(Challenge)
Copy out every row below word for word, with each line unchanged.

A block of data
* Begin *
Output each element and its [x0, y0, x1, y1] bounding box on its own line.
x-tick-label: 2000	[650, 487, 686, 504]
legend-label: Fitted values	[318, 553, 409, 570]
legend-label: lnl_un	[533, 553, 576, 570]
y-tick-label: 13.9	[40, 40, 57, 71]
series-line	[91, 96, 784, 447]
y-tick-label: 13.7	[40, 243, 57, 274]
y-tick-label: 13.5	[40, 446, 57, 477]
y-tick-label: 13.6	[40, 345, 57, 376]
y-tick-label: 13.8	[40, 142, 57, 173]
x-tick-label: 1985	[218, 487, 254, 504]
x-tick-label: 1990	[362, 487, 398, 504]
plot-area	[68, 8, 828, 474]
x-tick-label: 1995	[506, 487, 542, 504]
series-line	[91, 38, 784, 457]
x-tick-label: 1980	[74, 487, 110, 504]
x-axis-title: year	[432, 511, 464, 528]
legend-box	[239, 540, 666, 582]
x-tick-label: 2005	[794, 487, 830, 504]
* End *
(Task solution)
Output each element and its [x0, y0, x1, y1] bounding box on its own line.
x-tick-label: 2000	[650, 487, 686, 504]
legend-label: Fitted values	[318, 553, 409, 570]
legend-label: lnl_un	[533, 553, 576, 570]
y-tick-label: 13.9	[40, 40, 57, 71]
series-line	[91, 96, 784, 447]
y-tick-label: 13.7	[40, 243, 57, 274]
y-tick-label: 13.5	[40, 446, 57, 477]
y-tick-label: 13.6	[40, 345, 57, 376]
y-tick-label: 13.8	[40, 142, 57, 173]
x-tick-label: 1985	[218, 487, 254, 504]
x-tick-label: 1990	[362, 487, 398, 504]
plot-area	[68, 8, 828, 474]
x-tick-label: 1995	[506, 487, 542, 504]
series-line	[91, 38, 784, 457]
x-tick-label: 1980	[74, 487, 110, 504]
x-axis-title: year	[432, 511, 464, 528]
legend-box	[239, 540, 666, 582]
x-tick-label: 2005	[794, 487, 830, 504]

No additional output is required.